WHAT YOU SHOULD DO =>
Wherever the string "subtitle" appears in a line, extract that line.

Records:
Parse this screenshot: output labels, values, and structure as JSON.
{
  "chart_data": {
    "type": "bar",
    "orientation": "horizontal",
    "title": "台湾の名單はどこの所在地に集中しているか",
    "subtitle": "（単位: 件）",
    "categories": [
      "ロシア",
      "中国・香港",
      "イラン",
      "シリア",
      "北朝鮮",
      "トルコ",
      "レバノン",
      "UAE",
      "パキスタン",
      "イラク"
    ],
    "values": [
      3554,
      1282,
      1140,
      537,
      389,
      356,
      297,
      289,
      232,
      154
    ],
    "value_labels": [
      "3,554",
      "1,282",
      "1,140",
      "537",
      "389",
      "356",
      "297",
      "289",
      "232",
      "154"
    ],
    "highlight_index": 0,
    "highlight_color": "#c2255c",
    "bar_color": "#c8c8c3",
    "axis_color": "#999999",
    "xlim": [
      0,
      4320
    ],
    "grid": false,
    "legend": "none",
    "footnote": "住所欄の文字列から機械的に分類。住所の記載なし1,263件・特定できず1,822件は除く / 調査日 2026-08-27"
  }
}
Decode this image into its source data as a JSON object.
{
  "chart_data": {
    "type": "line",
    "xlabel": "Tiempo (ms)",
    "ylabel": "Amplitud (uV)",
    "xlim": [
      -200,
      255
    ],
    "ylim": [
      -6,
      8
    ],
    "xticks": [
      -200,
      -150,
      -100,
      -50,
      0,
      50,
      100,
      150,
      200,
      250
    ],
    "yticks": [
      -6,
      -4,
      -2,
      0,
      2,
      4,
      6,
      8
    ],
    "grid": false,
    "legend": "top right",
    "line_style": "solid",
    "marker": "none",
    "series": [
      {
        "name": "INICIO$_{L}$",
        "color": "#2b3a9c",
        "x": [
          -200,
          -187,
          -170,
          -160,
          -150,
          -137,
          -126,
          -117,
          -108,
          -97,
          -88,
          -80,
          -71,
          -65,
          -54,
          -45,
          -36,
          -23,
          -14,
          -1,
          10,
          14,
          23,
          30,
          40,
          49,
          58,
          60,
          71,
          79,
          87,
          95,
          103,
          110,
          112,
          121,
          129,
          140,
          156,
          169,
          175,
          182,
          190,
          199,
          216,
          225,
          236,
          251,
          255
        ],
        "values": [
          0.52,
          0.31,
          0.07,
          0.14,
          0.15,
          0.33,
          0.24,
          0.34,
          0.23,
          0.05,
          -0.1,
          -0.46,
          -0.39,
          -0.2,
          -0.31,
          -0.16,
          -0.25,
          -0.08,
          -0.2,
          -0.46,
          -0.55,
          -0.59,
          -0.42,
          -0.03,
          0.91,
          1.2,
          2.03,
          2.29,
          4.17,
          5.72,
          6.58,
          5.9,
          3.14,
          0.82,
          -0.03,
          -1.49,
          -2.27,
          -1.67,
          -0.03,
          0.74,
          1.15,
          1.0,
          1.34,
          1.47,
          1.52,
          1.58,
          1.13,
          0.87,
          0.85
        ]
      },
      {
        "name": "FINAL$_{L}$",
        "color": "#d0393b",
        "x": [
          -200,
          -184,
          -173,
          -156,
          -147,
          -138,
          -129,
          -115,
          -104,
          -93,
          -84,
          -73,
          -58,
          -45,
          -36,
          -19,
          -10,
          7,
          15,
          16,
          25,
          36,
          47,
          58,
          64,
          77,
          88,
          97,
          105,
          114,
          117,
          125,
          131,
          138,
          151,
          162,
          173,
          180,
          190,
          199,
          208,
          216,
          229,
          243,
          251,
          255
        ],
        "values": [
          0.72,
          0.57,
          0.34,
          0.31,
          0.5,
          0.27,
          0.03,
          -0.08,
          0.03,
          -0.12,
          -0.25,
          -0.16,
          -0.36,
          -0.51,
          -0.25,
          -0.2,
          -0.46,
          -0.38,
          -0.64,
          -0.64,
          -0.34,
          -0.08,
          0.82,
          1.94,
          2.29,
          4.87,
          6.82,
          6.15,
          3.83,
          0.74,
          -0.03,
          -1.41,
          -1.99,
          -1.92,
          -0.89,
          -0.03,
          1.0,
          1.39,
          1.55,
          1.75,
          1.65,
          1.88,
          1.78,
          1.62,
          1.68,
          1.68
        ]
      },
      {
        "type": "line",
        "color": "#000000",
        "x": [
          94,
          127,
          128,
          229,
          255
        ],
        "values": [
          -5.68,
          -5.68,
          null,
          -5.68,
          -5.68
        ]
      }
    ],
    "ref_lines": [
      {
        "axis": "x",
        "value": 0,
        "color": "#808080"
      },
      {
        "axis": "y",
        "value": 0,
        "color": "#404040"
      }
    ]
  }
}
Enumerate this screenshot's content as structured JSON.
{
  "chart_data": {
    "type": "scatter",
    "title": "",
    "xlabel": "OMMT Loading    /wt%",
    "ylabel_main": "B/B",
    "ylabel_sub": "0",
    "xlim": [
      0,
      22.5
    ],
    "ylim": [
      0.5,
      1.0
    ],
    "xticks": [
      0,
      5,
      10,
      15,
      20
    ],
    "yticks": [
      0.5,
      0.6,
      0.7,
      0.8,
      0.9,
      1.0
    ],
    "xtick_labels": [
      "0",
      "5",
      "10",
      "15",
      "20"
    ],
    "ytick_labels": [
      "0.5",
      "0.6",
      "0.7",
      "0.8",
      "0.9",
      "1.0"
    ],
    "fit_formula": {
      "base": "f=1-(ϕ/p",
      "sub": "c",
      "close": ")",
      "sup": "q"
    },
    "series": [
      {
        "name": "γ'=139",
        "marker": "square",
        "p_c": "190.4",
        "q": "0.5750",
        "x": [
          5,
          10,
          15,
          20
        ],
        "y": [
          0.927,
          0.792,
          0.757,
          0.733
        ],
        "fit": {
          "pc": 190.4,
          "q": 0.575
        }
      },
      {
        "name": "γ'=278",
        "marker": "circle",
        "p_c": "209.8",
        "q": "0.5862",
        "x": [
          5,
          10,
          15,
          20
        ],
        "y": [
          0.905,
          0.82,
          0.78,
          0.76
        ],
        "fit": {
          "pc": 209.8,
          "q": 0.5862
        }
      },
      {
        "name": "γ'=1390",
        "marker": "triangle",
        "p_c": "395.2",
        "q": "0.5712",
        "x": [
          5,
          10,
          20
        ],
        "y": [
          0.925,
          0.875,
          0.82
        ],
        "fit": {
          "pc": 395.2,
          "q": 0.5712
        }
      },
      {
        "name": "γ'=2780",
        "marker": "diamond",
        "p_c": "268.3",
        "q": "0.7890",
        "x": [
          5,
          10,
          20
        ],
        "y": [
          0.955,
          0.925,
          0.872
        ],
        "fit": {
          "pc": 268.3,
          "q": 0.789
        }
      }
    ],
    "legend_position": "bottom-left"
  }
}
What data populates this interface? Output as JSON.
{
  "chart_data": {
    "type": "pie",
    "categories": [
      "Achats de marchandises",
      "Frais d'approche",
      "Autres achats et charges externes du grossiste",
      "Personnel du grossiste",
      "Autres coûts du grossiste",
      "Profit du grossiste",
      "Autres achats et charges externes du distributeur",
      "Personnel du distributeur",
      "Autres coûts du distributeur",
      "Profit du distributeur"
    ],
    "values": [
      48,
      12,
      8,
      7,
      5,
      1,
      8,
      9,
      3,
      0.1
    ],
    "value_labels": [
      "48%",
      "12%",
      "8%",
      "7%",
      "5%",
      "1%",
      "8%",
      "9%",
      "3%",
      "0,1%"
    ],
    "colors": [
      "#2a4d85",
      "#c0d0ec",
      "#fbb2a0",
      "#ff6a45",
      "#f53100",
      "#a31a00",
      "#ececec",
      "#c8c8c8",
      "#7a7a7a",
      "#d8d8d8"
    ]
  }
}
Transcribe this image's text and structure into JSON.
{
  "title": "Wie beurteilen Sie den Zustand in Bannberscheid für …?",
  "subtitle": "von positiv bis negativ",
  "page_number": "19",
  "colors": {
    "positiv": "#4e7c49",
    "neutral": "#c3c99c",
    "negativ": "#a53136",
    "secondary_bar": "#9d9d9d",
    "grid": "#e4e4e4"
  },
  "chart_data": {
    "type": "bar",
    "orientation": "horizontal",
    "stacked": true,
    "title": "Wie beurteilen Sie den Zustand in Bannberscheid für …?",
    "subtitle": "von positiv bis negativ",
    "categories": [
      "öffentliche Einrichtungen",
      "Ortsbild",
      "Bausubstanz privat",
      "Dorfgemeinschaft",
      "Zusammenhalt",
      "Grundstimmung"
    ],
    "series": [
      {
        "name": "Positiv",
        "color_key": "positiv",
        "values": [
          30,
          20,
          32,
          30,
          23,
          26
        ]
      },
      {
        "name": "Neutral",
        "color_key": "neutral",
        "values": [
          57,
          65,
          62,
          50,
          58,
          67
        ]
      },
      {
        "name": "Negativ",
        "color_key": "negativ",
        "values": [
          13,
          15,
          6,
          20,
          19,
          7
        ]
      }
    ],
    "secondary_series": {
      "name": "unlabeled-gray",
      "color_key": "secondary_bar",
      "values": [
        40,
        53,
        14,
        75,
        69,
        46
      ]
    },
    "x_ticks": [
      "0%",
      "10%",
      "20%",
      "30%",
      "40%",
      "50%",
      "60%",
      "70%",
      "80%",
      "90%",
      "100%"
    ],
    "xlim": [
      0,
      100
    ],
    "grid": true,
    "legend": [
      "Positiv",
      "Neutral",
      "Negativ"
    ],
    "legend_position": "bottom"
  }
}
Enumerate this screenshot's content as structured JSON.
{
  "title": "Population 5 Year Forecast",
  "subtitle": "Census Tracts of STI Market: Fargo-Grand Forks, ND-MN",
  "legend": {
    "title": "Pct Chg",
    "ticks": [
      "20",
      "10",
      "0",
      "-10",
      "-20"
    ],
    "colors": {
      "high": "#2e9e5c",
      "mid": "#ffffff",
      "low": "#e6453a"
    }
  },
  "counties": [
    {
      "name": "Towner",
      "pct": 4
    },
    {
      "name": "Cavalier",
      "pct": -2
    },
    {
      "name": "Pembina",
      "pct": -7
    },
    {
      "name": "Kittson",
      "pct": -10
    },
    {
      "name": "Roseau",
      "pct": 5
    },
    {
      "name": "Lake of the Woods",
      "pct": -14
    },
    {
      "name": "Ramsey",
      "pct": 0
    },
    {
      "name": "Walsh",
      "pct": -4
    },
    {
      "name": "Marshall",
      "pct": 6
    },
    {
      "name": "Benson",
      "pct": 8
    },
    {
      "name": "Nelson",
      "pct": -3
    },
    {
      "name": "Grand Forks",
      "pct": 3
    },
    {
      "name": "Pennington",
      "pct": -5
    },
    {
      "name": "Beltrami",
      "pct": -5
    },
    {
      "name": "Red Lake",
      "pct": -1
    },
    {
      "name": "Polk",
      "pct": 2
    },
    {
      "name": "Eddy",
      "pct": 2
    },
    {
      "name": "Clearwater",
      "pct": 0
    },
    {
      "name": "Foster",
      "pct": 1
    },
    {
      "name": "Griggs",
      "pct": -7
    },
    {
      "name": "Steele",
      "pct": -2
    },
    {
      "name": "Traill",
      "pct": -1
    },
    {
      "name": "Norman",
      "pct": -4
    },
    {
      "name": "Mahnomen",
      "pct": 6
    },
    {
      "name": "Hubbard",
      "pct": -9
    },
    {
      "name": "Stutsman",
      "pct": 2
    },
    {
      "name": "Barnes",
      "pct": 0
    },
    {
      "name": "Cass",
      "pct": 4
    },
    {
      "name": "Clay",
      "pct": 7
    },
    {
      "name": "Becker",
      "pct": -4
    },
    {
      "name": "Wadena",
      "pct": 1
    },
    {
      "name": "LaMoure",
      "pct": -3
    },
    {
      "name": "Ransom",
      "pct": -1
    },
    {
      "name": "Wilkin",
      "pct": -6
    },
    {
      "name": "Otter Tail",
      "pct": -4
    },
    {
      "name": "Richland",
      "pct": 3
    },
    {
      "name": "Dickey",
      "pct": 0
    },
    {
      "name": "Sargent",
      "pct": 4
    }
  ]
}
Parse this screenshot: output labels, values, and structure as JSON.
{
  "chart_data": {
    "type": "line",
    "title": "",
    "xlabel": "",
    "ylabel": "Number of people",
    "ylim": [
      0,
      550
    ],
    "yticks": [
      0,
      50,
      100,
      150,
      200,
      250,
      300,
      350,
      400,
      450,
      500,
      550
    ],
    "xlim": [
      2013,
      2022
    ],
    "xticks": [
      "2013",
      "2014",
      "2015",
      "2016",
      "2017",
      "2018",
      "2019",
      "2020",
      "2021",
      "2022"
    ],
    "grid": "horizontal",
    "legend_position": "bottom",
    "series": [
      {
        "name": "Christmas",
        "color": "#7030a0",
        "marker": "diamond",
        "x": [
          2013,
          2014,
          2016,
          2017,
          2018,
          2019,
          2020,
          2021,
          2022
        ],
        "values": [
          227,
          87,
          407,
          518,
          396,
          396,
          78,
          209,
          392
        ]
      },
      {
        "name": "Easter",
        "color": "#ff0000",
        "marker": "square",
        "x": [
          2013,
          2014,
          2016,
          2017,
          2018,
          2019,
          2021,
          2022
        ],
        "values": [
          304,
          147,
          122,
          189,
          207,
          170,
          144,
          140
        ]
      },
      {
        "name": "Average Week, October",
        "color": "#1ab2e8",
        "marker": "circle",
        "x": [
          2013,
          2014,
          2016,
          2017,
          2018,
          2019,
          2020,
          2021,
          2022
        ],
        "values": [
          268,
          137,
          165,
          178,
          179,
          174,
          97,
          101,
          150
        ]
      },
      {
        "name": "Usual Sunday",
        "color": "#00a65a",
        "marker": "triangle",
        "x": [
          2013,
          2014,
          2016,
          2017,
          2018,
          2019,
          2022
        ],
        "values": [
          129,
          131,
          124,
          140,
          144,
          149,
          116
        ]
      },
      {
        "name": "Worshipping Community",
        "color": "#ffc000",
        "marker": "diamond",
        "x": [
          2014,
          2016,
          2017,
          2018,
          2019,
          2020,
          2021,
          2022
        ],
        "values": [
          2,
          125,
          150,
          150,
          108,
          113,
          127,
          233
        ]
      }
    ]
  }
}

ANSWER FOR THE TASK =>
    "subtitle": "（単位: 件）",
  "subtitle": "von positiv bis negativ",
    "subtitle": "von positiv bis negativ",
  "subtitle": "Census Tracts of STI Market: Fargo-Grand Forks, ND-MN",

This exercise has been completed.